**Extract to read**
####

They closed their eyes, as parts which first die, or first discover the sad effects of death. But their iterated clamations to excitate their dying or dead friends, or revoke them unto life again, was a vanity of affection; as not presumably ignorant of the critical tests of death, by apposition of feathers, glasses, and reflection of figures, which dead eyes represent not: which, however not strictly verifiable in fresh and warm cadavers, could hardly elude the test, in corpses of four or five days.[A 1]

That they sucked in the last breath of their expiring friends, was surely a practice of no medical institution, but a loose opinion that the soul passed out that way, and a fondness of affection, from some Pythagorical foundation,[A 2] that the spirit of one body passed into another, which they wished might be their own.

That they poured oil upon the pyre, was a tolerable practice, while the intention rested in facilitating the accension. But to place good omens in the quick and speedy burning, to sacrifice unto the winds for a dispatch in this office, was a low form of superstition.

The archimime, or jester, attending the funeral train, and imitating the speeches, gesture, and manners of the deceased, was too light for such solemnities, contradicting their funeral orations and doleful rites of the grave.

That they buried a piece of money with them as a fee of the Elysian ferryman, was a practice full of folly. But the ancient custom of placing coins in considerable urns, and the present practice of burying medals in the noble foundations of Europe, are laudable ways of historical discoveries, in actions, persons, chronologies; and posterity will applaud them.

We examine not the old laws of sepulture, exempting certain persons from burial or burning. But hereby we apprehend that these were not the bones of persons planet-struck or burnt with fire from heaven; no relicks of traitors to their

  1. At least by some difference from living eyes.
  2. Francesco Perucci, Pompe funebri.

####

**Work order 1**
List the tests of death that the passage on funeral customs names.
**Work order 2**
Echo everything in the passage on funeral customs from "That they poured" down to "form of superstition.".

[Document structure recognition data]

####

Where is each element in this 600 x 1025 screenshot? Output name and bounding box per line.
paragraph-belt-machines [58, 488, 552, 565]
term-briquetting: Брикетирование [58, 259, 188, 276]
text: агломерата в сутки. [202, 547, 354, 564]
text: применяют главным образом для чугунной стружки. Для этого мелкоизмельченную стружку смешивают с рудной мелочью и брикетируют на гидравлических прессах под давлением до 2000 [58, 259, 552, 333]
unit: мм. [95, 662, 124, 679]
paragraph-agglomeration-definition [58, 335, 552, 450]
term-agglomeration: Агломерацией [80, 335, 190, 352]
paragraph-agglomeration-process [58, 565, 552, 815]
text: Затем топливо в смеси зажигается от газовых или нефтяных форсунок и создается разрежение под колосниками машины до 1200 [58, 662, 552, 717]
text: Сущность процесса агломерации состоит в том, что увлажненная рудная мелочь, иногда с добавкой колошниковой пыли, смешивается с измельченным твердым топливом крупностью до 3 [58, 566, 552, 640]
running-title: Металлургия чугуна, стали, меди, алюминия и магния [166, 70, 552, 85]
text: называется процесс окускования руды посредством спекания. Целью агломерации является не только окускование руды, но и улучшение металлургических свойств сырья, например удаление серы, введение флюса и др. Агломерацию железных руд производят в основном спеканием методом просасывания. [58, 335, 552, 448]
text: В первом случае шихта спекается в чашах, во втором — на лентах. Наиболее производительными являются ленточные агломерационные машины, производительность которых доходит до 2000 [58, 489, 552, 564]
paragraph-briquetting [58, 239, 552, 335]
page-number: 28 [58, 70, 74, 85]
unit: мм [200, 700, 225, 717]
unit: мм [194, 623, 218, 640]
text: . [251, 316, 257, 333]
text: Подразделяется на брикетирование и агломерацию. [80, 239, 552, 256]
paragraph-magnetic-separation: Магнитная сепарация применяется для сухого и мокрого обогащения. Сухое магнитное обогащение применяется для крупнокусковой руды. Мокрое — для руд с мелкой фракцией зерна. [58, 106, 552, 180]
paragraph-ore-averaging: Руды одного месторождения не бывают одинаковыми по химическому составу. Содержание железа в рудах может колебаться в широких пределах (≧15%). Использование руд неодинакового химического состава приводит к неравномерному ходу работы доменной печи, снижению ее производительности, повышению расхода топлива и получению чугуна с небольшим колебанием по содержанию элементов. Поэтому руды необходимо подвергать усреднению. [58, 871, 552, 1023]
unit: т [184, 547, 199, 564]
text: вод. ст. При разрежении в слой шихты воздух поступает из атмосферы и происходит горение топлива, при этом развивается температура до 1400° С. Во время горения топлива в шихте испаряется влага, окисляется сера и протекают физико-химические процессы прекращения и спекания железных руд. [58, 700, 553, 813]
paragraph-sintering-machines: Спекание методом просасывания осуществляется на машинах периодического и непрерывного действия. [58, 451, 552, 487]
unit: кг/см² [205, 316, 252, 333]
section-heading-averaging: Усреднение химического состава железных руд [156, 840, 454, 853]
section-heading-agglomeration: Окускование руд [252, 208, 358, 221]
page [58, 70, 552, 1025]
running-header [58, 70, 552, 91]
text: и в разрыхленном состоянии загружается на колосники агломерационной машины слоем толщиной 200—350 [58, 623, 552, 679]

####

**Exercise result 1**
The apposition of feathers
Glasses
Reflection of figures

**Exercise result 2**
That they poured oil upon the pyre, was a tolerable practice, while the intention rested in facilitating the accension. But to place good omens in the quick and speedy burning, to sacrifice unto the winds for a dispatch in this office, was a low form of superstition.